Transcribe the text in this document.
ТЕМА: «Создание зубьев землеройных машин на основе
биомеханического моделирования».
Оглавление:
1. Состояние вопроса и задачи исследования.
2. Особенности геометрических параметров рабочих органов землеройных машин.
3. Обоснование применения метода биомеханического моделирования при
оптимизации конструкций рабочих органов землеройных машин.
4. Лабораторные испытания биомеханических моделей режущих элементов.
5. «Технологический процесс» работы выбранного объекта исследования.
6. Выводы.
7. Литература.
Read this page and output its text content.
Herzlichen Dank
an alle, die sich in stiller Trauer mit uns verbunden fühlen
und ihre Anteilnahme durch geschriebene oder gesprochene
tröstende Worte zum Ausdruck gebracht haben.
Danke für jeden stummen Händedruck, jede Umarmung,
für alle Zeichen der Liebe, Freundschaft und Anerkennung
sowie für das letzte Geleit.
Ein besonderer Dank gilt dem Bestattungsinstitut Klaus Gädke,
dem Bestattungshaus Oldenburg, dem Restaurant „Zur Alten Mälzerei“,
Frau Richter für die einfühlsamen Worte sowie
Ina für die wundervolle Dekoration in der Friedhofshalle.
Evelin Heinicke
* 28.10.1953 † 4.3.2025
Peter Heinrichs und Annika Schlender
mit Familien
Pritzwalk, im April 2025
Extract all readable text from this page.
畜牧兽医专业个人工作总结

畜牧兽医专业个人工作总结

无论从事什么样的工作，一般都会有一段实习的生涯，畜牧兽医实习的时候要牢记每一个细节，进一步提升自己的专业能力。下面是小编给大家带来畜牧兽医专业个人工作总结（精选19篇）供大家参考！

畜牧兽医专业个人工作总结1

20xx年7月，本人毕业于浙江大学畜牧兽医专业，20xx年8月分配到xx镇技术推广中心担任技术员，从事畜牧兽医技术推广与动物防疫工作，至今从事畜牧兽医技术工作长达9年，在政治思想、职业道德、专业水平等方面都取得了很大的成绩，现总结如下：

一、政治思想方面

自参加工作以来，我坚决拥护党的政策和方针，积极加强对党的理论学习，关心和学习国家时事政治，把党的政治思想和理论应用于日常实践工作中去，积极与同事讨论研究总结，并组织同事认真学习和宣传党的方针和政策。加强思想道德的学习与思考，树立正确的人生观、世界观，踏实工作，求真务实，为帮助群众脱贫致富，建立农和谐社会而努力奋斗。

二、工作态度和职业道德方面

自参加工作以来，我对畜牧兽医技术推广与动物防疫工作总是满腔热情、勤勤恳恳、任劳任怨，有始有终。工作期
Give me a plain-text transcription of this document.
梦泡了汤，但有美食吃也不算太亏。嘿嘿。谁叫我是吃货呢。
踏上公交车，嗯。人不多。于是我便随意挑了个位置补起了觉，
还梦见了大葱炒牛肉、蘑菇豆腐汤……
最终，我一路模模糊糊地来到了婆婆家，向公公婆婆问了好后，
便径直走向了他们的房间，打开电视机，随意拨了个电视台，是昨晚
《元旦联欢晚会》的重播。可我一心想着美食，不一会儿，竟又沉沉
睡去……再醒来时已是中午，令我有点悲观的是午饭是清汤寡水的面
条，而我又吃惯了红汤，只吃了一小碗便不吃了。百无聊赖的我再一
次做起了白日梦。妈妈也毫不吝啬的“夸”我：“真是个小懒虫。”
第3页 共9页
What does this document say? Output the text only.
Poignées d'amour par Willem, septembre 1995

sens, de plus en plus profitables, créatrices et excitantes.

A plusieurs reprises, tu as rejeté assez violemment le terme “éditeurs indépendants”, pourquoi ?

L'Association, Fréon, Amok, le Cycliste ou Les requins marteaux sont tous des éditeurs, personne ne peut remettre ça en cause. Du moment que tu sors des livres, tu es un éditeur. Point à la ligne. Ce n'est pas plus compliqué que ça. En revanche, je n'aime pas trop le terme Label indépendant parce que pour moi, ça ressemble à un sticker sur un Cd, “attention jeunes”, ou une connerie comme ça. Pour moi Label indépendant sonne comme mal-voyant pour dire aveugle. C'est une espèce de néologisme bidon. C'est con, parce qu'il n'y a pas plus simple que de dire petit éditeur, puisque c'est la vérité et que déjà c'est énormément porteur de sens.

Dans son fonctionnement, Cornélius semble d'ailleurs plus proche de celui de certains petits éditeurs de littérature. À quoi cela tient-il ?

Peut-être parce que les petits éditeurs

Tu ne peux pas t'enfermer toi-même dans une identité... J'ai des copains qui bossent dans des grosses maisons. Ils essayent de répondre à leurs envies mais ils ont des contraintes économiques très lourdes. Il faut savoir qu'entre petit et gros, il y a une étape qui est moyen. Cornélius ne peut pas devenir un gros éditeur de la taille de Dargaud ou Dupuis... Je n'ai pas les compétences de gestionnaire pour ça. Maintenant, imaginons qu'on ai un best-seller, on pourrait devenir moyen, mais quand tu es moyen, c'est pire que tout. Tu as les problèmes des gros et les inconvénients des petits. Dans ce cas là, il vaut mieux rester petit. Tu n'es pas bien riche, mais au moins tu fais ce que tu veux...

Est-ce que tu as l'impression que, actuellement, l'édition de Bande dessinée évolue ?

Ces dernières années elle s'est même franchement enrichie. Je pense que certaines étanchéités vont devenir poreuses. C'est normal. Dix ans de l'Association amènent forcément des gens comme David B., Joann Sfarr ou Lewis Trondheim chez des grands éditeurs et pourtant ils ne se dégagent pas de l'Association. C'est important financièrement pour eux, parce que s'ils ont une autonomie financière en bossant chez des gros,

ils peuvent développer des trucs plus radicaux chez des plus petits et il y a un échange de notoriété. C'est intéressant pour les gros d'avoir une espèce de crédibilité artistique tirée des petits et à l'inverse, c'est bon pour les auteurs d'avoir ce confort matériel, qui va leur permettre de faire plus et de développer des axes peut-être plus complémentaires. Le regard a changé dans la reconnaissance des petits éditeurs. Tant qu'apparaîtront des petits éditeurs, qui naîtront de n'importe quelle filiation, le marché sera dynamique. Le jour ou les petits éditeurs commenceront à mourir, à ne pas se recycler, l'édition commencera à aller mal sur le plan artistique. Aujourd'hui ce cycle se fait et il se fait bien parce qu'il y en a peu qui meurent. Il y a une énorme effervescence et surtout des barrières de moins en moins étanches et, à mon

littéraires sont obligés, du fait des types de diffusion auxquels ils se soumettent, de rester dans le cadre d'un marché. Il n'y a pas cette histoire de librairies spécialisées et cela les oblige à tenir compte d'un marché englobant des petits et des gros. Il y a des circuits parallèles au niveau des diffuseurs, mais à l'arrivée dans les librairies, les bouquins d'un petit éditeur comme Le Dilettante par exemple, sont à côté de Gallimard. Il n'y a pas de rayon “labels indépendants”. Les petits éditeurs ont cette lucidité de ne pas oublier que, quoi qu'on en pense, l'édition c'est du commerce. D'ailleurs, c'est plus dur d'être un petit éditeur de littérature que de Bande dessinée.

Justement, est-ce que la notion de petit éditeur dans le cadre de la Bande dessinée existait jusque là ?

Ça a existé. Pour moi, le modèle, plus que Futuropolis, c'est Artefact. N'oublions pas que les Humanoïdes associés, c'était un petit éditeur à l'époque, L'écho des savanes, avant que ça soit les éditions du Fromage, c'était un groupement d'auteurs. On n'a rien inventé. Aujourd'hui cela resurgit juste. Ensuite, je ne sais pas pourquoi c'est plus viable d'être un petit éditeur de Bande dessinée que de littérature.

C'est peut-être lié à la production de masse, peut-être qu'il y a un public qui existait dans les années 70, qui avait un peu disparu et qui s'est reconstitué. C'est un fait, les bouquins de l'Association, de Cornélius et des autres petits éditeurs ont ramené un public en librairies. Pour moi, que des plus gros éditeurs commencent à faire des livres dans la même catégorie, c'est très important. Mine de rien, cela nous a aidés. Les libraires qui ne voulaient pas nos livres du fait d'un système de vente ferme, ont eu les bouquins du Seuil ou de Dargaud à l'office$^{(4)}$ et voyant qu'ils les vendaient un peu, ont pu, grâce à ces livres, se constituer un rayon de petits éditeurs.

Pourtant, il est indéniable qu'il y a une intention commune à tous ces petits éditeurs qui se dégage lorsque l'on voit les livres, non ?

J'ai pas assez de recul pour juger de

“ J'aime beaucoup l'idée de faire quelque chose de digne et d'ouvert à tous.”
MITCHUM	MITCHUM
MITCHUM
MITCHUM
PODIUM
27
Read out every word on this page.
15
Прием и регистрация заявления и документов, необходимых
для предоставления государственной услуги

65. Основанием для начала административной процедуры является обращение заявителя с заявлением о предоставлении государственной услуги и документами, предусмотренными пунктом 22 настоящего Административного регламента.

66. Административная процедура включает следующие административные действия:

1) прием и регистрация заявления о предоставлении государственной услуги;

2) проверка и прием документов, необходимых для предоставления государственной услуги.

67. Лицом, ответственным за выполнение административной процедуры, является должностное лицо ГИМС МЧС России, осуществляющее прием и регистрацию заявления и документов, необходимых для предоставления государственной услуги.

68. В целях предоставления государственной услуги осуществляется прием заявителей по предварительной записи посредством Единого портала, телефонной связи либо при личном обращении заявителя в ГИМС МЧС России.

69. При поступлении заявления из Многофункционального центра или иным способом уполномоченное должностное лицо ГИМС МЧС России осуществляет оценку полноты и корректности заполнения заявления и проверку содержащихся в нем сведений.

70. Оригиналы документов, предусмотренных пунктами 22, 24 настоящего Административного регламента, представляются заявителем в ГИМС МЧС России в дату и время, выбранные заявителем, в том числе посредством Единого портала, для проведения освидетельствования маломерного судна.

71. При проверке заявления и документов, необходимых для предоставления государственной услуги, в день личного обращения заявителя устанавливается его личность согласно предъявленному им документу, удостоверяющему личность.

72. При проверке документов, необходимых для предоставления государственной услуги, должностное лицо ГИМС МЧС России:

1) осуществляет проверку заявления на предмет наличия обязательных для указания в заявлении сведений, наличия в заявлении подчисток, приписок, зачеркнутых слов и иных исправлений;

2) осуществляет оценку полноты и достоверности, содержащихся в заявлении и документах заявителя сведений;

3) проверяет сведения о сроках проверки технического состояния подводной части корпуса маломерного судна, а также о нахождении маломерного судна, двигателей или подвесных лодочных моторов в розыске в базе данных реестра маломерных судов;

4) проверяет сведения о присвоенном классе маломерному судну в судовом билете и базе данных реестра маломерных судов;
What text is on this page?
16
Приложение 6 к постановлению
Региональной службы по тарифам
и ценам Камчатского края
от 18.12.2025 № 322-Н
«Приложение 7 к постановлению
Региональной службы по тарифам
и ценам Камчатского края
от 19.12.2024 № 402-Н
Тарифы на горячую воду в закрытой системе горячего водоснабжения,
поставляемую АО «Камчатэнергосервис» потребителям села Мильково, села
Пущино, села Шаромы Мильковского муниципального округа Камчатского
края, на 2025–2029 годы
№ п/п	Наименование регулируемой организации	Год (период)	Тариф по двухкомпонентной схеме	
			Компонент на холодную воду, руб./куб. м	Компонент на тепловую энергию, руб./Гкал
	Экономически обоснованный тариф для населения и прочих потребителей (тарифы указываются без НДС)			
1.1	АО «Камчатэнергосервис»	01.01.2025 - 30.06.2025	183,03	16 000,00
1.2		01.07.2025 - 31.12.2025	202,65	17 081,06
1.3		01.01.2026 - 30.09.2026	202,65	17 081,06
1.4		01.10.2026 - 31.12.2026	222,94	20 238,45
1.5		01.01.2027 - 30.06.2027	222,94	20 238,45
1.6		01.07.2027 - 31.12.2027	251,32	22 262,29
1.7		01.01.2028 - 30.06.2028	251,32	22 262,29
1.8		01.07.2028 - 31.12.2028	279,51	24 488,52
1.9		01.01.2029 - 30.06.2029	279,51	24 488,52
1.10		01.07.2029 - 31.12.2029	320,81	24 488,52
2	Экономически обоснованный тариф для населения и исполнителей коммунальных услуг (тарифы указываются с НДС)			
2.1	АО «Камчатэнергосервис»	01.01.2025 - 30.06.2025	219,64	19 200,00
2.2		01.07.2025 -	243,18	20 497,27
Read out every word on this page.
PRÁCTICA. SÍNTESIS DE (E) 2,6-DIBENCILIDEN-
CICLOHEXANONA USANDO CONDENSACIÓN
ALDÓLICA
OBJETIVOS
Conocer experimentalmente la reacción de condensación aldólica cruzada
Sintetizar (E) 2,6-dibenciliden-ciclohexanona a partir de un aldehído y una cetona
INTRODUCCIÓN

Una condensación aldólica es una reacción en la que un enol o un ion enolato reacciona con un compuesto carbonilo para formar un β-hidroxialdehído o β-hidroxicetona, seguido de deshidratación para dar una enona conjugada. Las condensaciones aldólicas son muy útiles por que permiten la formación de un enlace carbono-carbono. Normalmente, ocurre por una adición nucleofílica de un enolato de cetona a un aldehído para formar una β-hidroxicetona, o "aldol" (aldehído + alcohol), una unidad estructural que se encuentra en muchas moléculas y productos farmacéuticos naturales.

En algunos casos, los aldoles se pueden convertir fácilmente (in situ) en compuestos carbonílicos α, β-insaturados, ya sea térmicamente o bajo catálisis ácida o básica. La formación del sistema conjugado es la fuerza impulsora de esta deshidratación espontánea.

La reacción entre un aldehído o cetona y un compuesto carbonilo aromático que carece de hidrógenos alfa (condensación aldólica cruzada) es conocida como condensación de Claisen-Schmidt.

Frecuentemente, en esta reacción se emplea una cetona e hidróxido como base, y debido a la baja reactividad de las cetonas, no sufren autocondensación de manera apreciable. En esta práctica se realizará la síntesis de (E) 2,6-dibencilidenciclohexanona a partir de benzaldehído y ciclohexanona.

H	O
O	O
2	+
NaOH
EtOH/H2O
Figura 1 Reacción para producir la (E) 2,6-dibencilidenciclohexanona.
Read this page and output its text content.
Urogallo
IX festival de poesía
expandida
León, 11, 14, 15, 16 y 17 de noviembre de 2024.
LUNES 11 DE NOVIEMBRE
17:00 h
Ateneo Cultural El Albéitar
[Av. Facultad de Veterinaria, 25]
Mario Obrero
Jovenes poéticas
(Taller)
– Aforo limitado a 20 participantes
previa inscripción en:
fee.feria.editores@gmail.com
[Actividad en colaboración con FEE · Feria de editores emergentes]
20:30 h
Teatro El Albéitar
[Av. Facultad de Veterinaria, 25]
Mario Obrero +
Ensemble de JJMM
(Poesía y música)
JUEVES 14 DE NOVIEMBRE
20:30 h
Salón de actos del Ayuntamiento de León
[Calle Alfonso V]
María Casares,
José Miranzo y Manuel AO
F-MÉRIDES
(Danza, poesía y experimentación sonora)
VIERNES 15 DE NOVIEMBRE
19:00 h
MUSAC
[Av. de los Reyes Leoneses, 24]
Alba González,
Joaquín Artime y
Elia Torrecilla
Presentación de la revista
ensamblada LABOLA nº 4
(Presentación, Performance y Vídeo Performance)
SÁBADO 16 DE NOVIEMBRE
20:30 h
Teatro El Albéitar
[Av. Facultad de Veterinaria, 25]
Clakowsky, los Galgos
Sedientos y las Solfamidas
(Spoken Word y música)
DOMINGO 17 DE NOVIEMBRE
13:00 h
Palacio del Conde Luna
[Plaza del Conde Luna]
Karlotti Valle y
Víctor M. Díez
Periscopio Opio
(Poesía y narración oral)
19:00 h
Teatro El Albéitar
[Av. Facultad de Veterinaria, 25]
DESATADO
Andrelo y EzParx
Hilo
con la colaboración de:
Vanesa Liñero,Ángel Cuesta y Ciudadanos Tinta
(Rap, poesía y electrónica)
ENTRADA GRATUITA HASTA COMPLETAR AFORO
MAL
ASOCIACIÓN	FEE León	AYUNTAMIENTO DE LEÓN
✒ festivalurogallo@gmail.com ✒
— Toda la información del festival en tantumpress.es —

= = = =

* _The exercise_
Look through the lines above and collect those with the word "auteurs".

* _Solution for this exercise_
ils peuvent développer des trucs plus radicaux chez des plus petits et il y a un échange de notoriété. C'est intéressant pour les gros d'avoir une espèce de crédibilité artistique tirée des petits et à l'inverse, c'est bon pour les auteurs d'avoir ce confort matériel, qui va leur permettre de faire plus et de développer des axes peut-être plus complémentaires. Le regard a changé dans la reconnaissance des petits éditeurs. Tant qu'apparaîtront des petits éditeurs, qui naîtront de n'importe quelle filiation, le marché sera dynamique. Le jour ou les petits éditeurs commenceront à mourir, à ne pas se recycler, l'édition commencera à aller mal sur le plan artistique. Aujourd'hui ce cycle se fait et il se fait bien parce qu'il y en a peu qui meurent. Il y a une énorme effervescence et surtout des barrières de moins en moins étanches et, à mon
Ça a existé. Pour moi, le modèle, plus que Futuropolis, c'est Artefact. N'oublions pas que les Humanoïdes associés, c'était un petit éditeur à l'époque, L'écho des savanes, avant que ça soit les éditions du Fromage, c'était un groupement d'auteurs. On n'a rien inventé. Aujourd'hui cela resurgit juste. Ensuite, je ne sais pas pourquoi c'est plus viable d'être un petit éditeur de Bande dessinée que de littérature.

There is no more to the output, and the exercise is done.